Exercise requirements. Where a line contains the string "клубе", copy that line.

Source records.
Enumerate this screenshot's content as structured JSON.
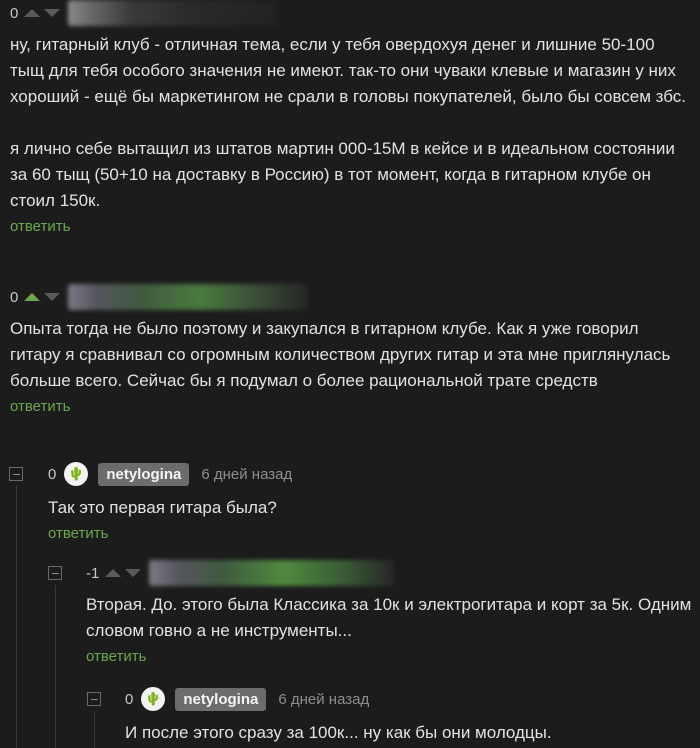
{
  "comments": [
    {
      "rating": "0",
      "text": "ну, гитарный клуб - отличная тема, если у тебя овердохуя денег и лишние 50-100 тыщ для тебя особого значения не имеют. так-то они чуваки клевые и магазин у них хороший - ещё бы маркетингом не срали в головы покупателей, было бы совсем збс.\n\nя лично себе вытащил из штатов мартин 000-15M в кейсе и в идеальном состоянии за 60 тыщ (50+10 на доставку в Россию) в тот момент, когда в гитарном клубе он стоил 150к.",
      "reply": "ответить"
    },
    {
      "rating": "0",
      "text": "Опыта тогда не было поэтому и закупался в гитарном клубе.  Как я уже говорил гитару я сравнивал со огромным количеством других гитар и эта мне приглянулась больше всего. Сейчас бы я подумал о более рациональной трате средств",
      "reply": "ответить"
    },
    {
      "rating": "0",
      "author": "netylogina",
      "time": "6 дней назад",
      "text": "Так это первая гитара была?",
      "reply": "ответить"
    },
    {
      "rating": "-1",
      "text": "Вторая. До. этого была Классика за 10к и электрогитара  и корт за 5к. Одним словом говно а не инструменты...",
      "reply": "ответить"
    },
    {
      "rating": "0",
      "author": "netylogina",
      "time": "6 дней назад",
      "text": "И после этого сразу за 100к... ну как бы они молодцы."
    }
  ],
  "icons": {
    "upvote": "upvote-icon",
    "downvote": "downvote-icon",
    "avatar": "cactus-avatar-icon",
    "collapse": "collapse-thread-icon"
  },
  "colors": {
    "background": "#1c1c1c",
    "reply_link": "#6aa84f",
    "nick_badge": "#6c6c6c"
  }
}
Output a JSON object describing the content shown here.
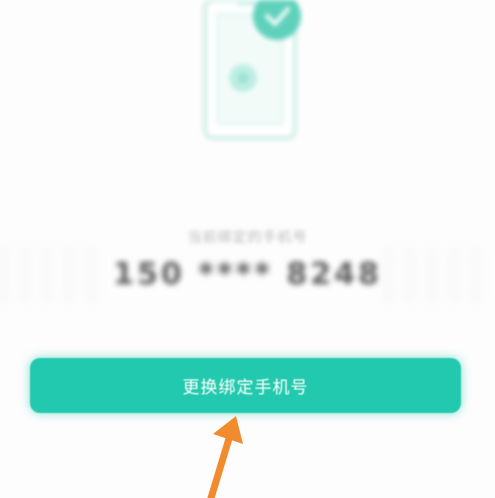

Full solution.
      "text": "ну, гитарный клуб - отличная тема, если у тебя овердохуя денег и лишние 50-100 тыщ для тебя особого значения не имеют. так-то они чуваки клевые и магазин у них хороший - ещё бы маркетингом не срали в головы покупателей, было бы совсем збс.\n\nя лично себе вытащил из штатов мартин 000-15M в кейсе и в идеальном состоянии за 60 тыщ (50+10 на доставку в Россию) в тот момент, когда в гитарном клубе он стоил 150к.",
      "text": "Опыта тогда не было поэтому и закупался в гитарном клубе.  Как я уже говорил гитару я сравнивал со огромным количеством других гитар и эта мне приглянулась больше всего. Сейчас бы я подумал о более рациональной трате средств",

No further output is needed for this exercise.